TO BE DONE:
Search the records for the word "giuridiche" and pick out every line that has it.

# GIVEN DATA start

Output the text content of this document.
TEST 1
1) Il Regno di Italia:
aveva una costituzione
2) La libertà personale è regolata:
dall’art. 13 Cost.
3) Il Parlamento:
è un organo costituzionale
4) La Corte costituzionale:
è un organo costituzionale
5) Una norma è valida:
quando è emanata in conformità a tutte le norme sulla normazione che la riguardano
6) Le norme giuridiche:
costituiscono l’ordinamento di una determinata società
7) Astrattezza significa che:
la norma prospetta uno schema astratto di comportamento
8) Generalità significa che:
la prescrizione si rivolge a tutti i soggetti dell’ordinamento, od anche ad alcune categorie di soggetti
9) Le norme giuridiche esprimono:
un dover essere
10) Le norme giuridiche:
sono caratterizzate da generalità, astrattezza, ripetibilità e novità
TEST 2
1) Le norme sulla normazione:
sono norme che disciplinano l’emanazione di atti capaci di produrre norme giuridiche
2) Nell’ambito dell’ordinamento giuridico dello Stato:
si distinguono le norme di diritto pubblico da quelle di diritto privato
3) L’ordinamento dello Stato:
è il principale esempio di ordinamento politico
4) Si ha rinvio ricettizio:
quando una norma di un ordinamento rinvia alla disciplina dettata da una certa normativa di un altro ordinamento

# GIVEN DATA end
# GIVEN DATA start

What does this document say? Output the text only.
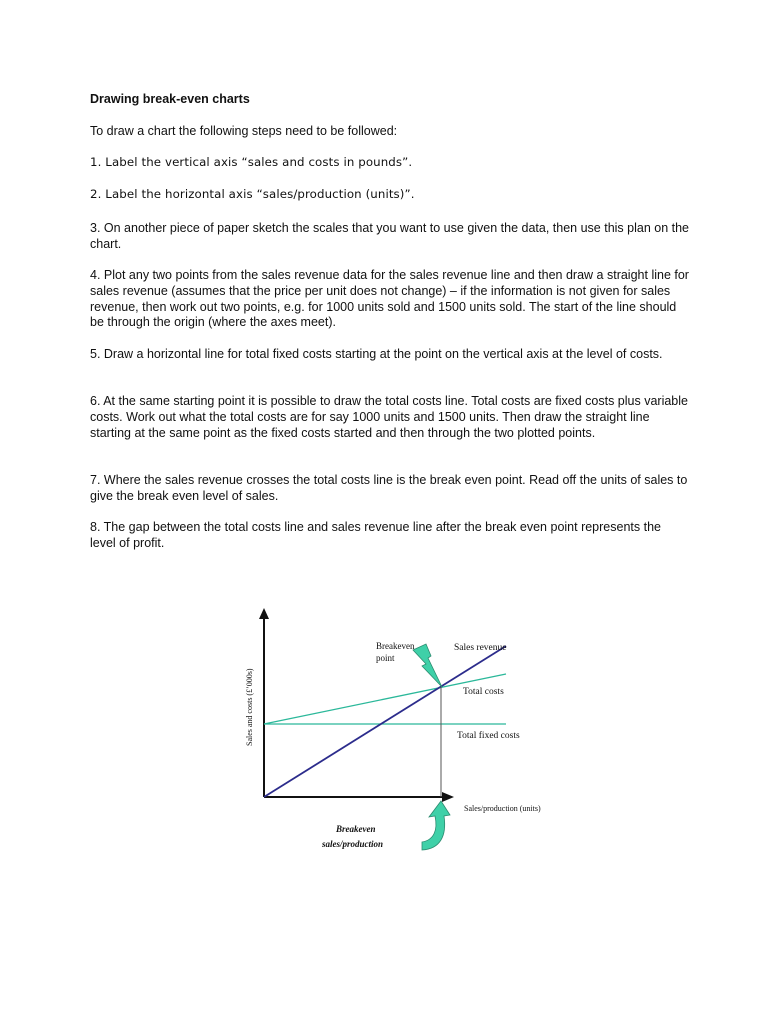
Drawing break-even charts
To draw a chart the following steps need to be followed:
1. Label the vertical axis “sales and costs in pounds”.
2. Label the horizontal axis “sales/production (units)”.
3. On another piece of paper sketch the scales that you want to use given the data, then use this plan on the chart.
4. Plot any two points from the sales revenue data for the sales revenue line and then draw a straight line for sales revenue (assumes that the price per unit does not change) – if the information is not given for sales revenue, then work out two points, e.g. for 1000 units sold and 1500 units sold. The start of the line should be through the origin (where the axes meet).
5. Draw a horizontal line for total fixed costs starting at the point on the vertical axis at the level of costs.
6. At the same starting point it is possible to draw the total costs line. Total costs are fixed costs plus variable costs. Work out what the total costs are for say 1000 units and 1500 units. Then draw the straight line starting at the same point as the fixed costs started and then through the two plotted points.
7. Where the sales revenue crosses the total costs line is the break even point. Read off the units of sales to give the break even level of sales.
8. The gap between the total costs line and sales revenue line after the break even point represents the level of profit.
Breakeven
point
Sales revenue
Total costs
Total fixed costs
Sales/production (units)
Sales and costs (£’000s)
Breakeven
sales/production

# GIVEN DATA end

SOLUTION:
6) Le norme giuridiche:
9) Le norme giuridiche esprimono:
10) Le norme giuridiche:
sono norme che disciplinano l’emanazione di atti capaci di produrre norme giuridiche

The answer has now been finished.